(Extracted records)
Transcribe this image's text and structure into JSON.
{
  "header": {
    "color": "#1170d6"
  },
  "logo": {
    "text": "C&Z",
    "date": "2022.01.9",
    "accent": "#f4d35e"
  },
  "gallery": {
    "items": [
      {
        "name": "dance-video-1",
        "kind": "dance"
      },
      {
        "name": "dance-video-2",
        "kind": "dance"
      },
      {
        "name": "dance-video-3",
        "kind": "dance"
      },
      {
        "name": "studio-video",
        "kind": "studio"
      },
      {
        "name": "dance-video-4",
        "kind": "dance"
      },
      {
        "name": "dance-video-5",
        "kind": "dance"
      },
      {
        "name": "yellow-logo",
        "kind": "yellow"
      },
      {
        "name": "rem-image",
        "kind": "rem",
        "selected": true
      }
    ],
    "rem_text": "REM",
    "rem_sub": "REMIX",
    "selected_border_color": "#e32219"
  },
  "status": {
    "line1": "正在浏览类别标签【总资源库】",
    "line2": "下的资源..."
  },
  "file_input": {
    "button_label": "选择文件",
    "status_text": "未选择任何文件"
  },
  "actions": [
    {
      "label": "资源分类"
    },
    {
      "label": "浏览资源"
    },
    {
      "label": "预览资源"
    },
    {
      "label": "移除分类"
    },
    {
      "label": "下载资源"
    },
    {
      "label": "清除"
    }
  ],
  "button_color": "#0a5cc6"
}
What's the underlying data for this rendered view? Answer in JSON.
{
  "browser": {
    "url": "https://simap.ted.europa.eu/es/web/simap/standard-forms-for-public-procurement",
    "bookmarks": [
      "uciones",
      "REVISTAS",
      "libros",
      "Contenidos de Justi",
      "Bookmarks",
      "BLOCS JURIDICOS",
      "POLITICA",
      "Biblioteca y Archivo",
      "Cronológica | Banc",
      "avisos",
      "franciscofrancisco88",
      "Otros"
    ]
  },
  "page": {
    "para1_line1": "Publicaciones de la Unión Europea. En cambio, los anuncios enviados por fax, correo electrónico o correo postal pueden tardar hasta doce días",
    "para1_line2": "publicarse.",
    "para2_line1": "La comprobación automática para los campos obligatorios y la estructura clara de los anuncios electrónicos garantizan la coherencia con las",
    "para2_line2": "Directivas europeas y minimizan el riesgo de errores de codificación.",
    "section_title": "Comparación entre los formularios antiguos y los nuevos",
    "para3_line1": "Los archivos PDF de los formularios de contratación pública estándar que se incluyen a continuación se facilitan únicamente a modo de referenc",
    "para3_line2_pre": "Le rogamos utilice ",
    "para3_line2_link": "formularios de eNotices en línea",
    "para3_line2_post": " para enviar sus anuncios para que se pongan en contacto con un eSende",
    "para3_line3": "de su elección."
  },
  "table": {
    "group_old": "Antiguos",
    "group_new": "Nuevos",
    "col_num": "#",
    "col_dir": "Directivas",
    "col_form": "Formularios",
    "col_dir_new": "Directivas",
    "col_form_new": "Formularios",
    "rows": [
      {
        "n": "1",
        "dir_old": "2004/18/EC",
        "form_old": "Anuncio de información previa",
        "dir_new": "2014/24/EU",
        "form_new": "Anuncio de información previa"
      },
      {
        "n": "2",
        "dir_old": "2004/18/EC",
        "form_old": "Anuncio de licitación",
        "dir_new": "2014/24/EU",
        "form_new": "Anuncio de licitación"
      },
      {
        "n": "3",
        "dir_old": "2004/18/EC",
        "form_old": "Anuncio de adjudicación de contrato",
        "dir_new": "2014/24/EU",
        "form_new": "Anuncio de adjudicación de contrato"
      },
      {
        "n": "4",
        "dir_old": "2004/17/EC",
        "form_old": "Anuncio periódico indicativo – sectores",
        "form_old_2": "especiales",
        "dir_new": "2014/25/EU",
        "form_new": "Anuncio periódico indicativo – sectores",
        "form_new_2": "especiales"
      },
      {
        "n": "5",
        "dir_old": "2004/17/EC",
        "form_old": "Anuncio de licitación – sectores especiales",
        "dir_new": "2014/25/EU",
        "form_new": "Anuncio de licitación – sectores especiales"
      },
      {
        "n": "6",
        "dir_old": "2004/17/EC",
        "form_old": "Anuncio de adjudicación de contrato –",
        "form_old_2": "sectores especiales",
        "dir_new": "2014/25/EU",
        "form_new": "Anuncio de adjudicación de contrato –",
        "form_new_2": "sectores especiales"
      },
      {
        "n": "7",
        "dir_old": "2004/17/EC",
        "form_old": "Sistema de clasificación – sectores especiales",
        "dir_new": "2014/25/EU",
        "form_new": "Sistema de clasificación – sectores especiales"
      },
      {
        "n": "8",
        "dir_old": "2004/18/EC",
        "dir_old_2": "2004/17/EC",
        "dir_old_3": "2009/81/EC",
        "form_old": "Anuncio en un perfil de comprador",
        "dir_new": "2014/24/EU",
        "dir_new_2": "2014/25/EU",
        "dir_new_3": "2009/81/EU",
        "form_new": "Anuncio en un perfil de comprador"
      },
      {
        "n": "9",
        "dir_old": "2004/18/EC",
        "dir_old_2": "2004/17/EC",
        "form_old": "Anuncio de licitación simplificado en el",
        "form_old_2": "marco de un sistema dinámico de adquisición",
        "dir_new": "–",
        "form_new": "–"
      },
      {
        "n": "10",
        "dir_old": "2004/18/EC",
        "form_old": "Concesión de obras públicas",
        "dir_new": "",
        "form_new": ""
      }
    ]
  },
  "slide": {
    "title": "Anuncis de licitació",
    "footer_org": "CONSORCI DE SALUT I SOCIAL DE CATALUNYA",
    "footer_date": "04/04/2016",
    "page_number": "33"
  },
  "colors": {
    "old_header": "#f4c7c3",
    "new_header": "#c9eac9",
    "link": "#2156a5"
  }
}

**Job:**
Give a single number: the count of lines above that include the word "anuncios".

**Solved problem:**
3